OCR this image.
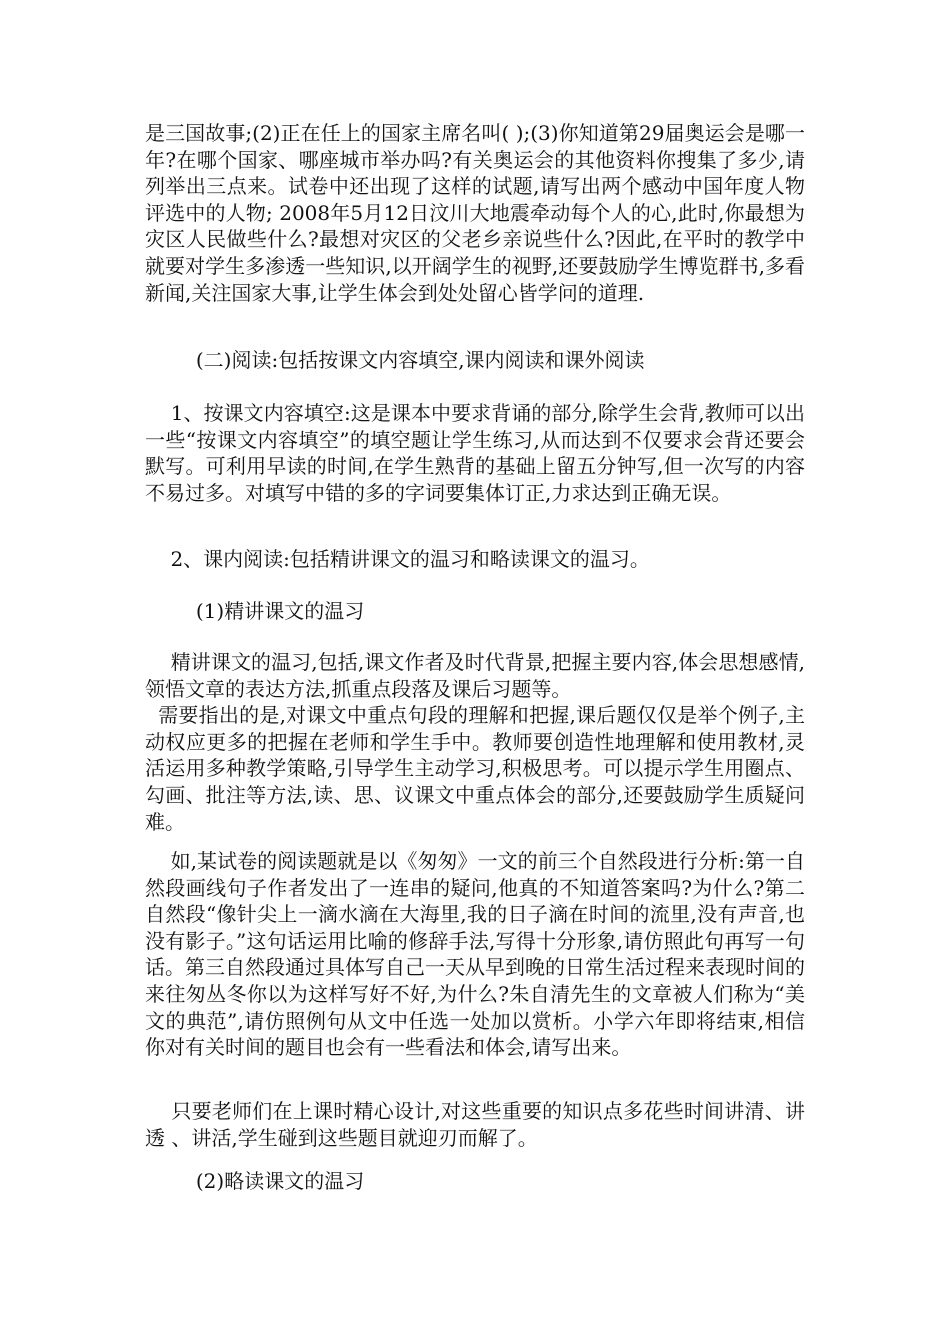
是三国故事;(2)正在任上的国家主席名叫( );(3)你知道第29届奥运会是哪一年?在哪个国家、哪座城市举办吗?有关奥运会的其他资料你搜集了多少,请列举出三点来。试卷中还出现了这样的试题,请写出两个感动中国年度人物评选中的人物; 2008年5月12日汶川大地震牵动每个人的心,此时,你最想为灾区人民做些什么?最想对灾区的父老乡亲说些什么?因此,在平时的教学中就要对学生多渗透一些知识,以开阔学生的视野,还要鼓励学生博览群书,多看新闻,关注国家大事,让学生体会到处处留心皆学问的道理.
(二)阅读:包括按课文内容填空,课内阅读和课外阅读
1、按课文内容填空:这是课本中要求背诵的部分,除学生会背,教师可以出一些“按课文内容填空”的填空题让学生练习,从而达到不仅要求会背还要会默写。可利用早读的时间,在学生熟背的基础上留五分钟写,但一次写的内容不易过多。对填写中错的多的字词要集体订正,力求达到正确无误。
2、课内阅读:包括精讲课文的温习和略读课文的温习。
(1)精讲课文的温习
精讲课文的温习,包括,课文作者及时代背景,把握主要内容,体会思想感情,领悟文章的表达方法,抓重点段落及课后习题等。
需要指出的是,对课文中重点句段的理解和把握,课后题仅仅是举个例子,主动权应更多的把握在老师和学生手中。教师要创造性地理解和使用教材,灵活运用多种教学策略,引导学生主动学习,积极思考。可以提示学生用圈点、勾画、批注等方法,读、思、议课文中重点体会的部分,还要鼓励学生质疑问难。
如,某试卷的阅读题就是以《匆匆》一文的前三个自然段进行分析:第一自然段画线句子作者发出了一连串的疑问,他真的不知道答案吗?为什么?第二自然段“像针尖上一滴水滴在大海里,我的日子滴在时间的流里,没有声音,也没有影子。”这句话运用比喻的修辞手法,写得十分形象,请仿照此句再写一句话。第三自然段通过具体写自己一天从早到晚的日常生活过程来表现时间的来往匆丛冬你以为这样写好不好,为什么?朱自清先生的文章被人们称为“美文的典范”,请仿照例句从文中任选一处加以赏析。小学六年即将结束,相信你对有关时间的题目也会有一些看法和体会,请写出来。
只要老师们在上课时精心设计,对这些重要的知识点多花些时间讲清、讲透 、讲活,学生碰到这些题目就迎刃而解了。
(2)略读课文的温习
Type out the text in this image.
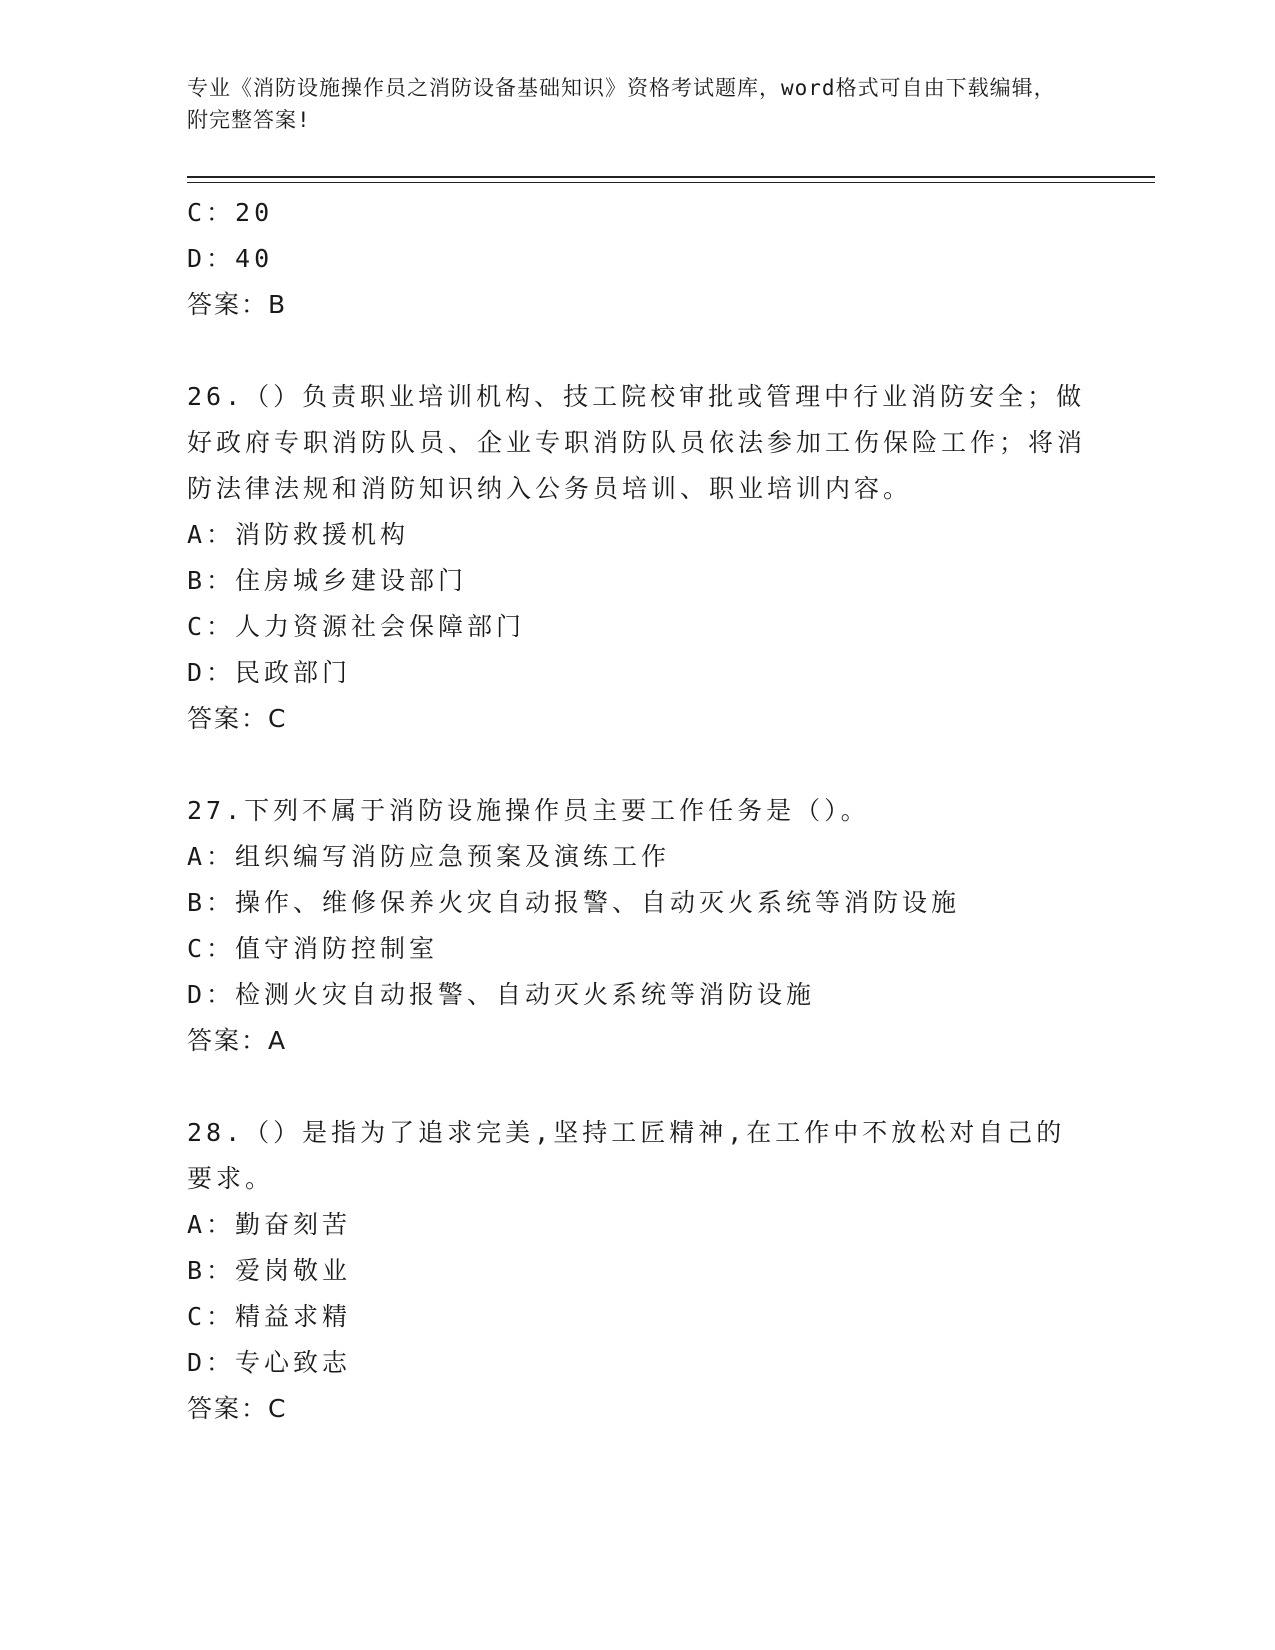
专业《消防设施操作员之消防设备基础知识》资格考试题库，word格式可自由下载编辑，附完整答案!
C：20
D：40
答案：B
26.（）负责职业培训机构、技工院校审批或管理中行业消防安全；做好政府专职消防队员、企业专职消防队员依法参加工伤保险工作；将消防法律法规和消防知识纳入公务员培训、职业培训内容。
A：消防救援机构
B：住房城乡建设部门
C：人力资源社会保障部门
D：民政部门
答案：C
27.下列不属于消防设施操作员主要工作任务是（）。
A：组织编写消防应急预案及演练工作
B：操作、维修保养火灾自动报警、自动灭火系统等消防设施
C：值守消防控制室
D：检测火灾自动报警、自动灭火系统等消防设施
答案：A
28.（）是指为了追求完美,坚持工匠精神,在工作中不放松对自己的要求。
A：勤奋刻苦
B：爱岗敬业
C：精益求精
D：专心致志
答案：C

## GIVEN REQUEST
Locate the lines above that contain "this" and copy them.

## REPLY
OCR this image.
Type out the text in this image.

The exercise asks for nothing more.